[Stored data entries]
^^^^
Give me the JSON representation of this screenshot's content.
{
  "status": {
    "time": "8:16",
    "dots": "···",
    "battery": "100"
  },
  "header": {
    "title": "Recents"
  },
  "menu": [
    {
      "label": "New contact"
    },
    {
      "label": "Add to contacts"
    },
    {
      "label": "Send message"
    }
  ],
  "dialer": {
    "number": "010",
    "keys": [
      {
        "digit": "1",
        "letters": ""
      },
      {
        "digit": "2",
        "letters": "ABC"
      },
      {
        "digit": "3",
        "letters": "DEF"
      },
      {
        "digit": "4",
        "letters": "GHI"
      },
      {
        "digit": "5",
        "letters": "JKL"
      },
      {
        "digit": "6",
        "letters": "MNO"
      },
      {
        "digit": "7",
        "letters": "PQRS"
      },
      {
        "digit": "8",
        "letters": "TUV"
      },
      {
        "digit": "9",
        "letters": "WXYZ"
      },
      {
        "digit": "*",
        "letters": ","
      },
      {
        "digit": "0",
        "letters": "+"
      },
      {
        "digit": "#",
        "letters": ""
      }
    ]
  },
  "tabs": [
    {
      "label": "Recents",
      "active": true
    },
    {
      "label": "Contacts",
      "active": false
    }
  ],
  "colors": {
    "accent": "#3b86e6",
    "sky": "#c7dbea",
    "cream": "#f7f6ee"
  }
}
^^^^
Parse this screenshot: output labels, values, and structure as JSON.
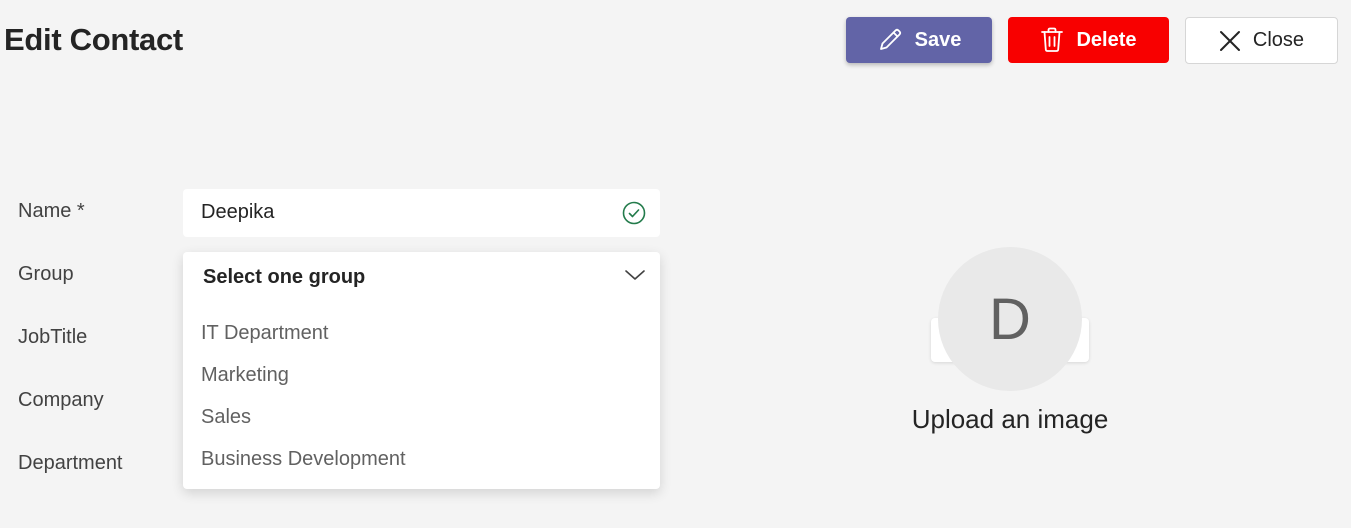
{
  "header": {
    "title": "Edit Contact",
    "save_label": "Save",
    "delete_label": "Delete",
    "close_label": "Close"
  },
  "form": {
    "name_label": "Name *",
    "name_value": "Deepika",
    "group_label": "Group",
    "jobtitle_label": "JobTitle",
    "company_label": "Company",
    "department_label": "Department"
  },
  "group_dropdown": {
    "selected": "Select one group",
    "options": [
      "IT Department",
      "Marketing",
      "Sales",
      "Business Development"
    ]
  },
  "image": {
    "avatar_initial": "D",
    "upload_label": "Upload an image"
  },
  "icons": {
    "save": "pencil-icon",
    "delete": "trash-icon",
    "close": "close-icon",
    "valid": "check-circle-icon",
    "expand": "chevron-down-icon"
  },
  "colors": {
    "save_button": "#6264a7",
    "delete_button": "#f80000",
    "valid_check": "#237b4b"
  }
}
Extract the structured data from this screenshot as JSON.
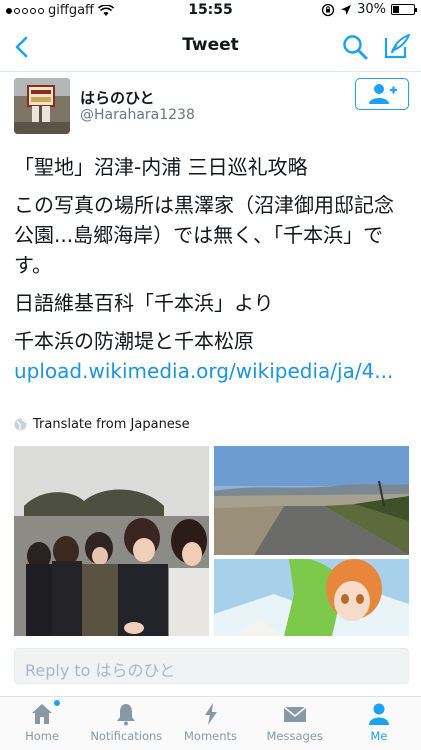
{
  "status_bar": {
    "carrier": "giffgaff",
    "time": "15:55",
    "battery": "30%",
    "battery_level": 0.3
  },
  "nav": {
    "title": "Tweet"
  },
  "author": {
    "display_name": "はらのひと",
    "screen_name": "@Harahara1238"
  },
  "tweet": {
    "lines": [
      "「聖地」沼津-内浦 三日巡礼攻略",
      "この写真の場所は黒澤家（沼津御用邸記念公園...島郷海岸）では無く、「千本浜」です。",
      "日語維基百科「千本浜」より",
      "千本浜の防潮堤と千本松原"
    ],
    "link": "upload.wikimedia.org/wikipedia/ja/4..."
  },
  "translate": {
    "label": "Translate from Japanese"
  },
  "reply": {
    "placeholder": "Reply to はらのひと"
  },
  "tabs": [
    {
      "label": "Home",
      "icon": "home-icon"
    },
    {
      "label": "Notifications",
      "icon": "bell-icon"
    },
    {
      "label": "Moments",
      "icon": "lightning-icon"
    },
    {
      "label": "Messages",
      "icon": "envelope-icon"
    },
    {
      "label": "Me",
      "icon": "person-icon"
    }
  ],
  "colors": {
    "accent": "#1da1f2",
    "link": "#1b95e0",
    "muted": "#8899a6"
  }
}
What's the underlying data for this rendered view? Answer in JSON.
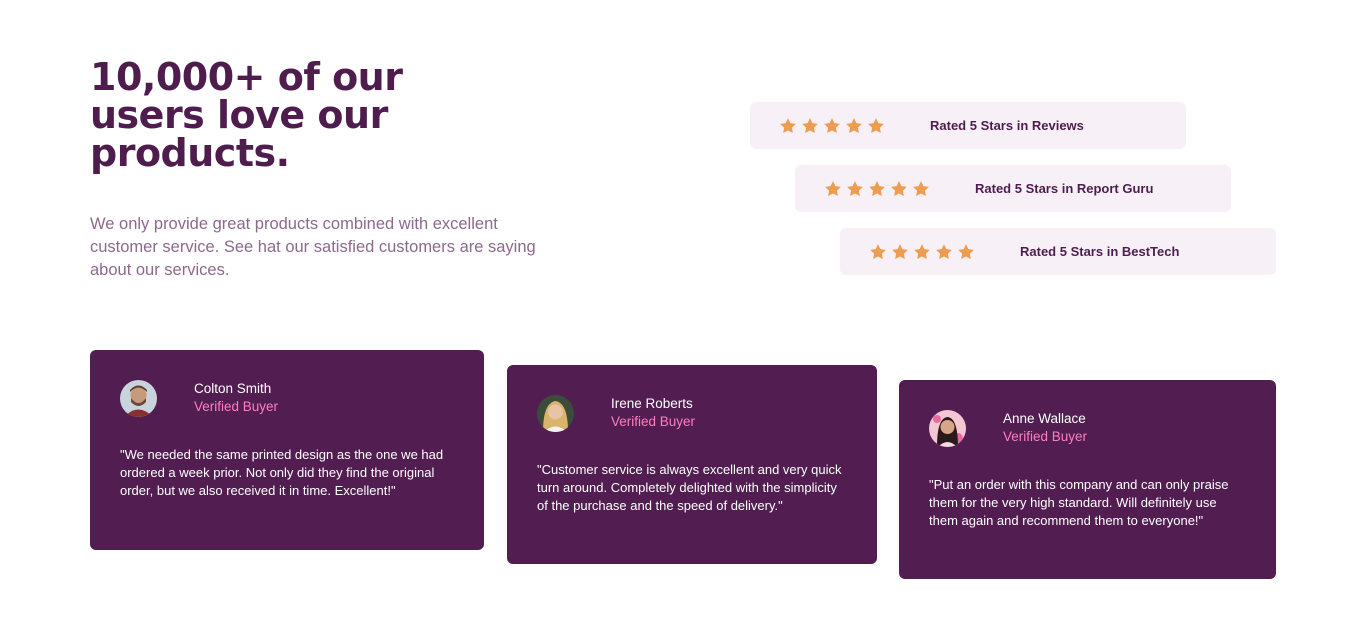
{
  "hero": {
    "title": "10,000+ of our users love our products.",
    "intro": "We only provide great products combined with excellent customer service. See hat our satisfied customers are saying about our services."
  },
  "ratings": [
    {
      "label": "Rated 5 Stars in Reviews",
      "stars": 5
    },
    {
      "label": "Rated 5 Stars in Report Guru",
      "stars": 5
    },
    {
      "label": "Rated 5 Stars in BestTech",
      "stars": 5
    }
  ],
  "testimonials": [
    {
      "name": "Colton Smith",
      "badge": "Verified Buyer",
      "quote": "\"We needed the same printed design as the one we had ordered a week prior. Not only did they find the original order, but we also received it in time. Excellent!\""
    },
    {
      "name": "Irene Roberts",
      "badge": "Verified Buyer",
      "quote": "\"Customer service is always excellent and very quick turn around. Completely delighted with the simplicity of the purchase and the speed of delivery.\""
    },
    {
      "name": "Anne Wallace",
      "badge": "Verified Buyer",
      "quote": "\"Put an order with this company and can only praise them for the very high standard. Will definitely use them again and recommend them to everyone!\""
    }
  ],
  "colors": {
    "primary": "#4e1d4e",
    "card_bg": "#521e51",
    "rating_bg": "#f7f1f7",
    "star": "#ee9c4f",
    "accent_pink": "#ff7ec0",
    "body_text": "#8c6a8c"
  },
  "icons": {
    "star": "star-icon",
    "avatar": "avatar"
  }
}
^^^^
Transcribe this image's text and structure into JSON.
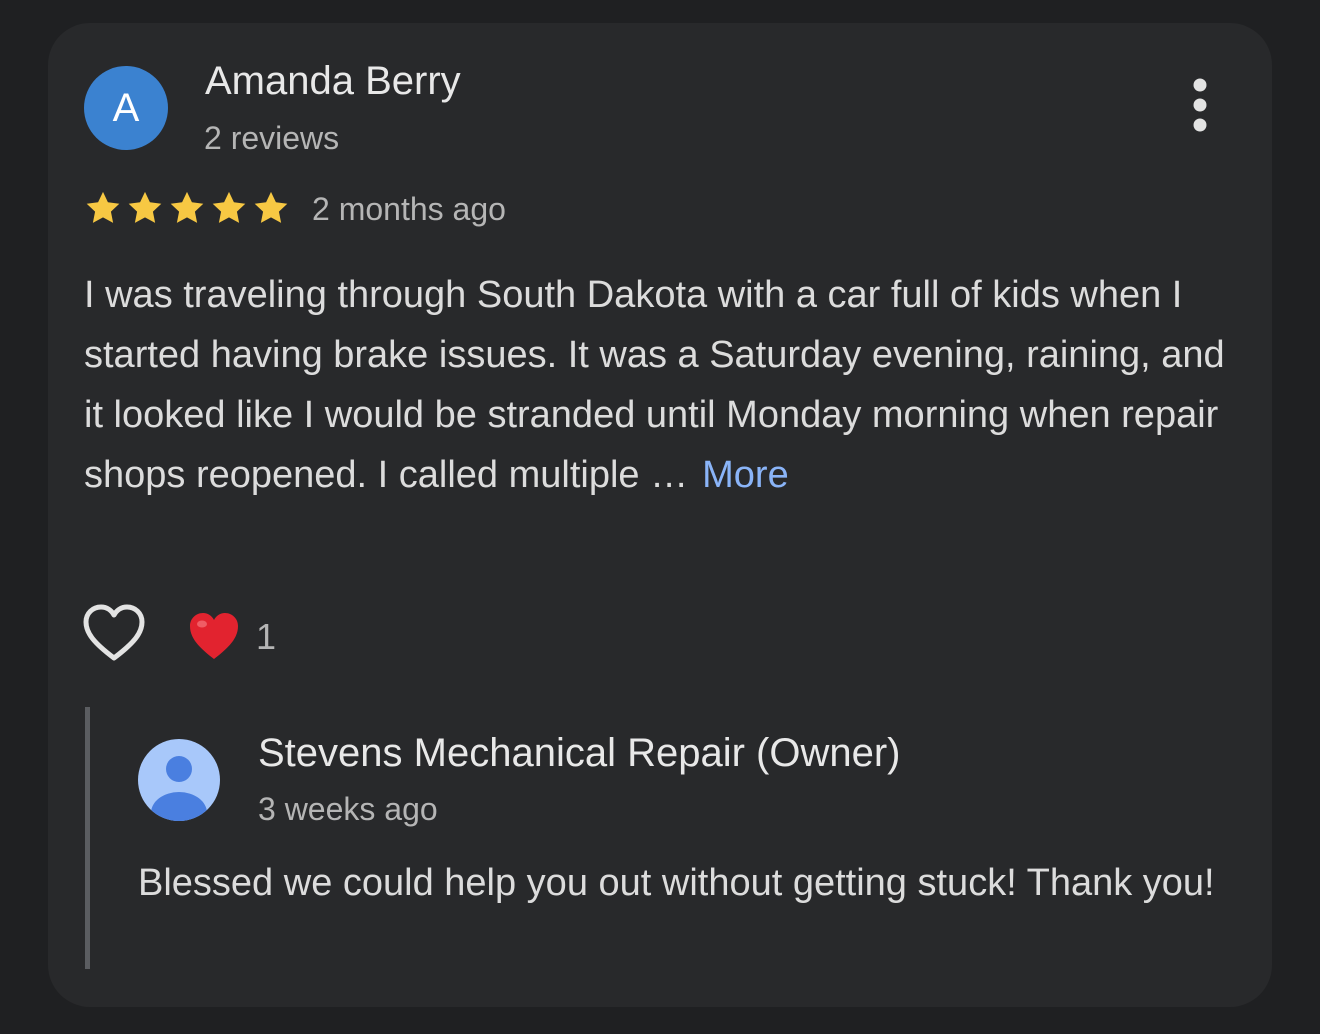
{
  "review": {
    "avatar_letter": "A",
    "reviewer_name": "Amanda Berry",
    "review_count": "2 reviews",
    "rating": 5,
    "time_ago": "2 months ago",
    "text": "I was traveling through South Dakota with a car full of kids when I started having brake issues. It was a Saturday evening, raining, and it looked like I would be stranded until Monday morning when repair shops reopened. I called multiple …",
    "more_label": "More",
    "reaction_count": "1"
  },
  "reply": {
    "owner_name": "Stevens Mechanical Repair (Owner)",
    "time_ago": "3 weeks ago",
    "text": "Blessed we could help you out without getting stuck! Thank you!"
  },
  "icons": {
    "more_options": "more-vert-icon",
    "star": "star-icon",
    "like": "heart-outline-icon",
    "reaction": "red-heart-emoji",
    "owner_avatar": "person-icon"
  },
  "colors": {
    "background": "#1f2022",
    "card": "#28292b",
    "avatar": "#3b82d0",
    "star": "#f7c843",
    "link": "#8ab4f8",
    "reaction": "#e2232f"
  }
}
^^^^
Your task:
Find the word "Department" in the material, then list each line that holds it.

Solution below:
    "department_label": "Department"
      "IT Department",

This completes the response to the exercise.